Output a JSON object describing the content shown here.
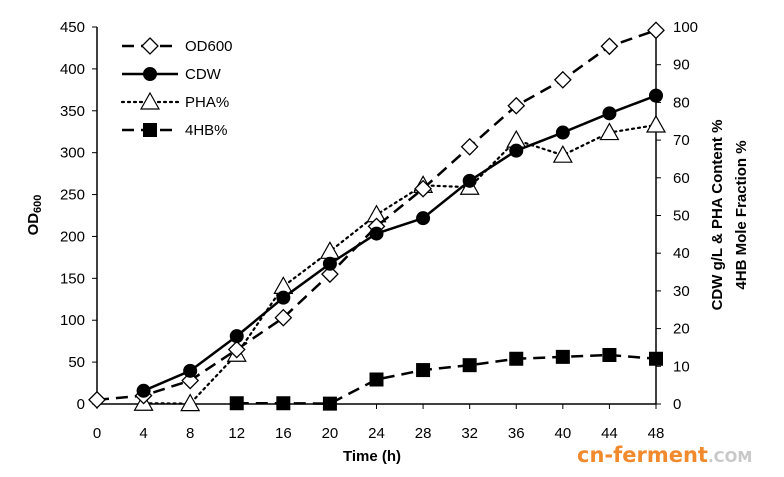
{
  "chart_data": {
    "type": "line",
    "x": [
      0,
      4,
      8,
      12,
      16,
      20,
      24,
      28,
      32,
      36,
      40,
      44,
      48
    ],
    "xlabel": "Time (h)",
    "xlim": [
      0,
      48
    ],
    "ylabel_left": "OD600",
    "ylabel_left_main": "OD",
    "ylabel_left_sub": "600",
    "ylim_left": [
      0,
      450
    ],
    "ylabel_right_line1": "CDW g/L & PHA Content %",
    "ylabel_right_line2": "4HB Mole Fraction %",
    "ylim_right": [
      0,
      100
    ],
    "left_ticks": [
      0,
      50,
      100,
      150,
      200,
      250,
      300,
      350,
      400,
      450
    ],
    "right_ticks": [
      0,
      10,
      20,
      30,
      40,
      50,
      60,
      70,
      80,
      90,
      100
    ],
    "legend_position": "top-left",
    "grid": false,
    "series": [
      {
        "name": "OD600",
        "axis": "left",
        "marker": "diamond-open",
        "line": "dashed",
        "x": [
          0,
          4,
          8,
          12,
          16,
          20,
          24,
          28,
          32,
          36,
          40,
          44,
          48
        ],
        "values": [
          5,
          10,
          28,
          65,
          103,
          155,
          212,
          257,
          307,
          356,
          387,
          427,
          446
        ]
      },
      {
        "name": "CDW",
        "axis": "right",
        "marker": "circle-filled",
        "line": "solid",
        "x": [
          4,
          8,
          12,
          16,
          20,
          24,
          28,
          32,
          36,
          40,
          44,
          48
        ],
        "values": [
          3.5,
          8.8,
          18.0,
          28.2,
          37.2,
          45.2,
          49.3,
          59.2,
          67.2,
          72.0,
          77.1,
          81.8
        ]
      },
      {
        "name": "PHA%",
        "axis": "right",
        "marker": "triangle-open",
        "line": "dotted",
        "x": [
          4,
          8,
          12,
          16,
          20,
          24,
          28,
          32,
          36,
          40,
          44,
          48
        ],
        "values": [
          0.2,
          0.1,
          13.2,
          31.2,
          40.5,
          50.2,
          58.0,
          57.5,
          70.0,
          66.0,
          72.0,
          74.0
        ]
      },
      {
        "name": "4HB%",
        "axis": "right",
        "marker": "square-filled",
        "line": "dashed",
        "x": [
          12,
          16,
          20,
          24,
          28,
          32,
          36,
          40,
          44,
          48
        ],
        "values": [
          0.2,
          0.2,
          0.1,
          6.5,
          9.0,
          10.3,
          12.0,
          12.5,
          13.0,
          12.0
        ]
      }
    ]
  },
  "watermark": {
    "main": "cn-ferment",
    "suffix": ".COM",
    "color_main": "#f08a2c",
    "color_suffix": "#c8c8c8"
  }
}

Goal: Copy every line of the data word for word, omitting the images.

Complete response:
Output a JSON object describing the content shown here.
{
  "chart_data": {
    "type": "line",
    "x": [
      0,
      4,
      8,
      12,
      16,
      20,
      24,
      28,
      32,
      36,
      40,
      44,
      48
    ],
    "xlabel": "Time (h)",
    "xlim": [
      0,
      48
    ],
    "ylabel_left": "OD600",
    "ylabel_left_main": "OD",
    "ylabel_left_sub": "600",
    "ylim_left": [
      0,
      450
    ],
    "ylabel_right_line1": "CDW g/L & PHA Content %",
    "ylabel_right_line2": "4HB Mole Fraction %",
    "ylim_right": [
      0,
      100
    ],
    "left_ticks": [
      0,
      50,
      100,
      150,
      200,
      250,
      300,
      350,
      400,
      450
    ],
    "right_ticks": [
      0,
      10,
      20,
      30,
      40,
      50,
      60,
      70,
      80,
      90,
      100
    ],
    "legend_position": "top-left",
    "grid": false,
    "series": [
      {
        "name": "OD600",
        "axis": "left",
        "marker": "diamond-open",
        "line": "dashed",
        "x": [
          0,
          4,
          8,
          12,
          16,
          20,
          24,
          28,
          32,
          36,
          40,
          44,
          48
        ],
        "values": [
          5,
          10,
          28,
          65,
          103,
          155,
          212,
          257,
          307,
          356,
          387,
          427,
          446
        ]
      },
      {
        "name": "CDW",
        "axis": "right",
        "marker": "circle-filled",
        "line": "solid",
        "x": [
          4,
          8,
          12,
          16,
          20,
          24,
          28,
          32,
          36,
          40,
          44,
          48
        ],
        "values": [
          3.5,
          8.8,
          18.0,
          28.2,
          37.2,
          45.2,
          49.3,
          59.2,
          67.2,
          72.0,
          77.1,
          81.8
        ]
      },
      {
        "name": "PHA%",
        "axis": "right",
        "marker": "triangle-open",
        "line": "dotted",
        "x": [
          4,
          8,
          12,
          16,
          20,
          24,
          28,
          32,
          36,
          40,
          44,
          48
        ],
        "values": [
          0.2,
          0.1,
          13.2,
          31.2,
          40.5,
          50.2,
          58.0,
          57.5,
          70.0,
          66.0,
          72.0,
          74.0
        ]
      },
      {
        "name": "4HB%",
        "axis": "right",
        "marker": "square-filled",
        "line": "dashed",
        "x": [
          12,
          16,
          20,
          24,
          28,
          32,
          36,
          40,
          44,
          48
        ],
        "values": [
          0.2,
          0.2,
          0.1,
          6.5,
          9.0,
          10.3,
          12.0,
          12.5,
          13.0,
          12.0
        ]
      }
    ]
  },
  "watermark": {
    "main": "cn-ferment",
    "suffix": ".COM",
    "color_main": "#f08a2c",
    "color_suffix": "#c8c8c8"
  }
}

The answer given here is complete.